- **Exercise directions**: Hunt for the word "VoIP" across the entries below, copying each line that holds it.

- **Records provided**:

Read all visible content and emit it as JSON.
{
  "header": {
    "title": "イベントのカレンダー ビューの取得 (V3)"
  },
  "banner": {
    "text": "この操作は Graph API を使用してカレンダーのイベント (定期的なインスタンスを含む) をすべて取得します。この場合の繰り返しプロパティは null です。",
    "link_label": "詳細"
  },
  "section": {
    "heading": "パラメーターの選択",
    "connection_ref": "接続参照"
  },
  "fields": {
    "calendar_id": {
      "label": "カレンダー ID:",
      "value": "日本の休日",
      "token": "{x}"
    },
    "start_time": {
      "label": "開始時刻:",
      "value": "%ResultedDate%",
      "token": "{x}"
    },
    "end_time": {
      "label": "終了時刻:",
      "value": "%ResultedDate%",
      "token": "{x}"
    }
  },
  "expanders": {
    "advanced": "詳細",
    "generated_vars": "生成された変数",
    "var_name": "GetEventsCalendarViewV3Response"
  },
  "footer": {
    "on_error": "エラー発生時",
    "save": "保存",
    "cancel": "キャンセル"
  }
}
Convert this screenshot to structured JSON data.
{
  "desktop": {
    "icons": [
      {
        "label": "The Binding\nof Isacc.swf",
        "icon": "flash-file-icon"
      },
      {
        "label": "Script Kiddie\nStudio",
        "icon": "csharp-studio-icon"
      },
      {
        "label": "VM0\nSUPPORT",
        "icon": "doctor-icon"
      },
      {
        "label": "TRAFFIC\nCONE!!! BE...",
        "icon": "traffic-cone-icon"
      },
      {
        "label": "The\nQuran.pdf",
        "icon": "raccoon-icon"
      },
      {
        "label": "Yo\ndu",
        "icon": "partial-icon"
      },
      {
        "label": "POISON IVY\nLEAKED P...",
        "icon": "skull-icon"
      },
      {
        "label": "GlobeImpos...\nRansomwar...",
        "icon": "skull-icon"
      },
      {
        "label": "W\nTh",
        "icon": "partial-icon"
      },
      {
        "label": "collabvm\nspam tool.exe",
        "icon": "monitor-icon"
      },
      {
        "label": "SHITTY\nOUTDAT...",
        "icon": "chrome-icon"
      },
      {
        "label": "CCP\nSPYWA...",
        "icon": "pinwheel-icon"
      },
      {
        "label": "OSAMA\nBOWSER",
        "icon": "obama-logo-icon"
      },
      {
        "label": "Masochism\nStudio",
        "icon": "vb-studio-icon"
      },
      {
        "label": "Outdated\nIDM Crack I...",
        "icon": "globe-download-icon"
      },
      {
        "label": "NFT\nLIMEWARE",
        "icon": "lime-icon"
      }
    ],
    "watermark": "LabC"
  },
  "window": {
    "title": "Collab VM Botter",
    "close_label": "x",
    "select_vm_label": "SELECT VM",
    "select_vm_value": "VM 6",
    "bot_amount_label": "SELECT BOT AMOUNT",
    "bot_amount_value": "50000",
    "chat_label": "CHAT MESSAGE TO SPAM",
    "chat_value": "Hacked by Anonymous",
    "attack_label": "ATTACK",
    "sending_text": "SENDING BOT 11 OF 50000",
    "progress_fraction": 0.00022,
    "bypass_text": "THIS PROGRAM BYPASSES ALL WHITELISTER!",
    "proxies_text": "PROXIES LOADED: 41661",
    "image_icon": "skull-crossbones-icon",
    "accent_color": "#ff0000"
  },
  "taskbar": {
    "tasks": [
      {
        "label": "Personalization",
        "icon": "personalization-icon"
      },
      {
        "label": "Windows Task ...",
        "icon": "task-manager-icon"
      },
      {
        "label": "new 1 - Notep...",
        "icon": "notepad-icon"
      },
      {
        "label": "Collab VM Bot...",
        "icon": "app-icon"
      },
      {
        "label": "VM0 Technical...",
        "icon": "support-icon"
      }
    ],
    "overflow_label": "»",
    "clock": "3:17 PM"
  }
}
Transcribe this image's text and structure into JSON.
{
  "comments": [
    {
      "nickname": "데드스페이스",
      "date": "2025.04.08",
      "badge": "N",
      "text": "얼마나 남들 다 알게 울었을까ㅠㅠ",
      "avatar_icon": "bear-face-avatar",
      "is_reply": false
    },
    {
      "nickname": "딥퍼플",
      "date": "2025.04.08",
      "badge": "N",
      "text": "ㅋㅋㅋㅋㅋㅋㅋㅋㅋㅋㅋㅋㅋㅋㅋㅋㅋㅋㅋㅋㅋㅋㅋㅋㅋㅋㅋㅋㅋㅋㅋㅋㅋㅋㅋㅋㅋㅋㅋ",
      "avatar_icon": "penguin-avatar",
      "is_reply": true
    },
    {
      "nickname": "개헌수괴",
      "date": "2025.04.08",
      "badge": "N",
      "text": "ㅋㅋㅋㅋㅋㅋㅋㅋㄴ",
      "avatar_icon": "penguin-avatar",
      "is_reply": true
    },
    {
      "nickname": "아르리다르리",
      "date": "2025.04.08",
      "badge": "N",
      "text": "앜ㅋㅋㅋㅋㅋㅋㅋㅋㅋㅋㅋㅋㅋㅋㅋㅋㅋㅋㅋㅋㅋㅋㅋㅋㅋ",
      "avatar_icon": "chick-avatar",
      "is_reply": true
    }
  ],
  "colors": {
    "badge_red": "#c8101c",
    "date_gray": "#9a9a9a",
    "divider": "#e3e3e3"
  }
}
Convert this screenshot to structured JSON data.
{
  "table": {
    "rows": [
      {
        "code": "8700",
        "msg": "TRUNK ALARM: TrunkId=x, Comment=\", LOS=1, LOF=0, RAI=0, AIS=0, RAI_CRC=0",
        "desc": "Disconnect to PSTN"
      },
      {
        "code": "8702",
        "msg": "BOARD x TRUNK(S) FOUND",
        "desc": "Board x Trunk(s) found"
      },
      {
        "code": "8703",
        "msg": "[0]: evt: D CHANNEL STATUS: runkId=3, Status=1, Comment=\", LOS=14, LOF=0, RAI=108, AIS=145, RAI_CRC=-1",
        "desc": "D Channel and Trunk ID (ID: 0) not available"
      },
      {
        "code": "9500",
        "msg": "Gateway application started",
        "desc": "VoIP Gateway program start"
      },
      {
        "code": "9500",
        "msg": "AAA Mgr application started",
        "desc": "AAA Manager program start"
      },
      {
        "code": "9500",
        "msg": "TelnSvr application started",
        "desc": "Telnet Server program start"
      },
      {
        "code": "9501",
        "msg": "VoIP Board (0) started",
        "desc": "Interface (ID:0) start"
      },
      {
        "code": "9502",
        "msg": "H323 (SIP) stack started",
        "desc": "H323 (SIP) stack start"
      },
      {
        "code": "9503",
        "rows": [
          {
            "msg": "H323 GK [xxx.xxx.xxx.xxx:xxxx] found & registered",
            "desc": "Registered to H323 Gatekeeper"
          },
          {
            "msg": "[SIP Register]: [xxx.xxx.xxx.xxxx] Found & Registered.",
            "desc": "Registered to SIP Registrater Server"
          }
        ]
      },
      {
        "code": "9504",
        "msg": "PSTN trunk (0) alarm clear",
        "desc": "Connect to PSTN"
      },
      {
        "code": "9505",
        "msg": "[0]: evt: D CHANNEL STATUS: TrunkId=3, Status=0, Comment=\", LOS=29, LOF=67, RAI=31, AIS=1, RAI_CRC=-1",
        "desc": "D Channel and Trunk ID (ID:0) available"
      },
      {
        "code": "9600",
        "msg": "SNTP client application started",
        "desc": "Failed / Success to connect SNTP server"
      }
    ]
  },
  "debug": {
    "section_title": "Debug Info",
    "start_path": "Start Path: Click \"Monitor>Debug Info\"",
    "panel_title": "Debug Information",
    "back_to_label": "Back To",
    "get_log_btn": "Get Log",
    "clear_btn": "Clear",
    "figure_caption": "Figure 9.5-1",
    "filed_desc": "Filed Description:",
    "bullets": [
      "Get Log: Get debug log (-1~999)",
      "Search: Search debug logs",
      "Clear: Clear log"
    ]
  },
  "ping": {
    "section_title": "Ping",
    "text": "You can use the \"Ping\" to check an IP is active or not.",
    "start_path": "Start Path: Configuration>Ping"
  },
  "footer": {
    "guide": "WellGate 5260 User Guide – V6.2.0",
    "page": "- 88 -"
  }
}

- **Expected answer**:
        "desc": "VoIP Gateway program start"
        "msg": "VoIP Board (0) started",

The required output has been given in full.